6. Changes in ULIP Taxation

The taxation framework for certain Unit-Linked Insurance Plans (ULIPs) has been modified. Proceeds from ULIPs not exempt under Section 10(10D) will now be treated as capital assets and classified as equity-oriented funds, with gains taxed as capital gains.

However, ULIP proceeds remain tax-exempt if the aggregate annual premium paid does not exceed Rs. 2.5 lakh.

7. Enhanced Medical Treatment Benefits

Thresholds for tax-free perquisites related to medical treatment have been increased. Effective April 1, 2025, employer expenditure on employee travel outside India for medical treatment will be eligible for higher tax-free limits.

8. Simplified Annual Value Calculation for Property

The method for calculating the annual value of self-occupied house property has been simplified. Taxpayers can now claim the annual value of any two self-occupied properties as 'nil', making ITR filing easier for property owners.

9. IFSC Tax Benefits Extended

The sunset dates for commencement of operations of IFSC (International Financial Services Centre) units for tax concessions have been extended to March 31, 2030, providing continued benefits to businesses operating in these zones.

10. Start-up Tax Benefits

The timeline for tax benefits available to eligible start-ups has been extended, allowing more new businesses to benefit from deductions under Section 80-IAC of the Income Tax Act.

11. Enhanced ITR Scrutiny

From April 1, 2025, the Income Tax Department is empowered to compare a taxpayer's current year ITR with previous years' returns to identify potential irregularities. While specific details are yet to be specified, this emphasizes the importance of accurate and consistent tax filing.

Which Tax Regime Should You Choose?

The choice between old and new tax regimes depends on your individual financial situation:

Choose New Tax Regime if:

  • You don't have significant deductions under Section 80C, 80D, HRA, etc.

  • Your income falls in the middle-income bracket (Rs. 8-20 lakh)

  • You prefer simplicity and lower tax rates

Choose Old Tax Regime if:

  • You have substantial deductions and exemptions

  • You claim HRA, home loan interest deductions

  • You make significant investments in PPF, ELSS, insurance, etc.

Pro Tip: Use an income tax calculator or consult a tax professional to compare your liability under both regimes before making a final decision.

______________________________

[Tasks for this exercise]
A - Answer these questions using the passage on income tax changes:
(i) To what date have the sunset dates for IFSC units been extended?
(ii) How many self-occupied properties can a taxpayer claim at an annual value of 'nil'?
(iii) What income range is given as the middle-income bracket for choosing the new tax regime?
B - Reproduce part of the passage on income tax changes. Begin at the words "11. Enhanced ITR" and stop after "Should You Choose?".
C - Take the passage on income tax changes further, picking up after its last sentence.
The entries after this point are separate material and have no connection to the passage on income tax changes.

(Data for predicting bounding boxes)
______________________________

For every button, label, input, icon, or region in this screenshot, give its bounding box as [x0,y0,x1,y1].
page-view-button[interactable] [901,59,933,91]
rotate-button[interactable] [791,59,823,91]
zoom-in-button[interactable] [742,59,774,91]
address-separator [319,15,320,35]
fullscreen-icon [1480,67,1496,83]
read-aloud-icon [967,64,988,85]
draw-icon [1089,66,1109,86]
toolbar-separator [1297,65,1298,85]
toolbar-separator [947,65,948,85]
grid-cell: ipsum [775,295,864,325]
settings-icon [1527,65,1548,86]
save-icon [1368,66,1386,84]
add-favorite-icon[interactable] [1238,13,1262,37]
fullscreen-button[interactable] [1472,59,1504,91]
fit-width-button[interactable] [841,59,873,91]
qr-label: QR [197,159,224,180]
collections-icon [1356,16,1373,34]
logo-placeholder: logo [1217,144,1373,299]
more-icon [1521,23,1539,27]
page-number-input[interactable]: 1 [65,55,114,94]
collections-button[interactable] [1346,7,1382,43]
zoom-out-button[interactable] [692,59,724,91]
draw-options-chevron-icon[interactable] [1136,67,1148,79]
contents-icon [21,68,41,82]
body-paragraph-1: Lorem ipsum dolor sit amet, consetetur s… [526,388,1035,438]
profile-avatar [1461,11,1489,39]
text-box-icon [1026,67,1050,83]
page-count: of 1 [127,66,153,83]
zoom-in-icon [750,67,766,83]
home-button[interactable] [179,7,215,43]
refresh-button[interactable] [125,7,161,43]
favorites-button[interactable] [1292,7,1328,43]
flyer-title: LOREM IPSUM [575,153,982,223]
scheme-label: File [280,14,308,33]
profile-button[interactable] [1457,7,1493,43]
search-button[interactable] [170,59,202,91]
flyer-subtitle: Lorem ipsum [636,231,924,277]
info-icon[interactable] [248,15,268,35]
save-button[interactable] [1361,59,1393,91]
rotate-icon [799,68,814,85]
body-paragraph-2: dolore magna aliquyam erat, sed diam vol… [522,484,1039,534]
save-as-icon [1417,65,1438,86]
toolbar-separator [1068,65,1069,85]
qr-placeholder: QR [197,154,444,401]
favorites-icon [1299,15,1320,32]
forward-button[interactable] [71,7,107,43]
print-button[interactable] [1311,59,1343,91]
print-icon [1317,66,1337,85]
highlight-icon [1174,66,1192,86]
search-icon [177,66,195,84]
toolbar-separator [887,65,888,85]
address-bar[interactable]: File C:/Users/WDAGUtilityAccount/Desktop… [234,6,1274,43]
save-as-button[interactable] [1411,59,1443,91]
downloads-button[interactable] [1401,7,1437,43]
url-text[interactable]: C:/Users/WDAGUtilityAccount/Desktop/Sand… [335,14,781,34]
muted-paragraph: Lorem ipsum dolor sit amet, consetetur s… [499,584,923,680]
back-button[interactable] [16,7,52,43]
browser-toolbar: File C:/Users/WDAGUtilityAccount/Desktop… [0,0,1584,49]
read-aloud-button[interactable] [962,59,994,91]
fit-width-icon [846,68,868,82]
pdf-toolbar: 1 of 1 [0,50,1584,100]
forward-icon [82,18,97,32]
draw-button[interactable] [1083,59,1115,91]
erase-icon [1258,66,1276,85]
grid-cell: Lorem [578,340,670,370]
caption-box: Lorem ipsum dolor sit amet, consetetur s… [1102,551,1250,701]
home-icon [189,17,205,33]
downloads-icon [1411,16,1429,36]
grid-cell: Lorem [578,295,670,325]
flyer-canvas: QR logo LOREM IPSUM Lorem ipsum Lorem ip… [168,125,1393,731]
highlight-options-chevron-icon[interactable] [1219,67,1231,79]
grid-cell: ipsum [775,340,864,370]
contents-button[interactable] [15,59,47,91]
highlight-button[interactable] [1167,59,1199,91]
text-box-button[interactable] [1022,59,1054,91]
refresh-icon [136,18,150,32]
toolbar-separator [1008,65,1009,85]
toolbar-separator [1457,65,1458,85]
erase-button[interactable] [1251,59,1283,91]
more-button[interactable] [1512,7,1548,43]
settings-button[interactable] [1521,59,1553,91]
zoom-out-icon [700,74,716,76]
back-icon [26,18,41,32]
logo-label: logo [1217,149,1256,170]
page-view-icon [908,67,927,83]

______________________________

[Answers to the tasks]
A -
(i) March 31, 2030
(ii) Two
(iii) Rs. 8-20 lakh

B -
11. Enhanced ITR Scrutiny

From April 1, 2025, the Income Tax Department is empowered to compare a taxpayer's current year ITR with previous years' returns to identify potential irregularities. While specific details are yet to be specified, this emphasizes the importance of accurate and consistent tax filing.

Which Tax Regime Should You Choose?

C -
Key Takeaways

  1. Zero tax up to Rs. 12 lakh under the new regime is the headline benefit

  2. Salaried individuals can earn up to Rs. 12.75 lakh tax-free with standard deduction

  3. Restructured tax slabs provide significant relief to middle-income earners

  4. Old regime remains available for those who benefit from deductions

  5. Extended deadlines and simplified processes make compliance easier

  6. Must file ITR even if income is below taxable limits to claim rebates

Action Steps for Taxpayers

  1. Review your income and deductions to determine the best tax regime

  2. Update your Form 12BB with your employer for accurate TDS deduction

  3. Plan your investments keeping the new tax benefits in mind

  4. Maintain proper documentation for all claims and deductions

  5. File your ITR on time to avoid penalties and claim all eligible benefits

  6. Consult a tax expert if you have complex financial situations

Conclusion

The income tax amendments for FY 2025-26 represent a significant step toward simplifying India's tax system and providing substantial relief to middle-income taxpayers. With the zero tax threshold now extended to Rs. 12 lakh and restructured tax slabs offering graduated rates, the new tax regime has become increasingly attractive.

However, the retention of the old tax regime ensures that taxpayers with significant deductions can still benefit from those provisions. The key is to carefully evaluate your financial situation and choose the regime that offers maximum tax savings.

As these changes take effect from April 1, 2025, now is the perfect time to review your tax planning strategy and make informed decisions that align with your financial goals.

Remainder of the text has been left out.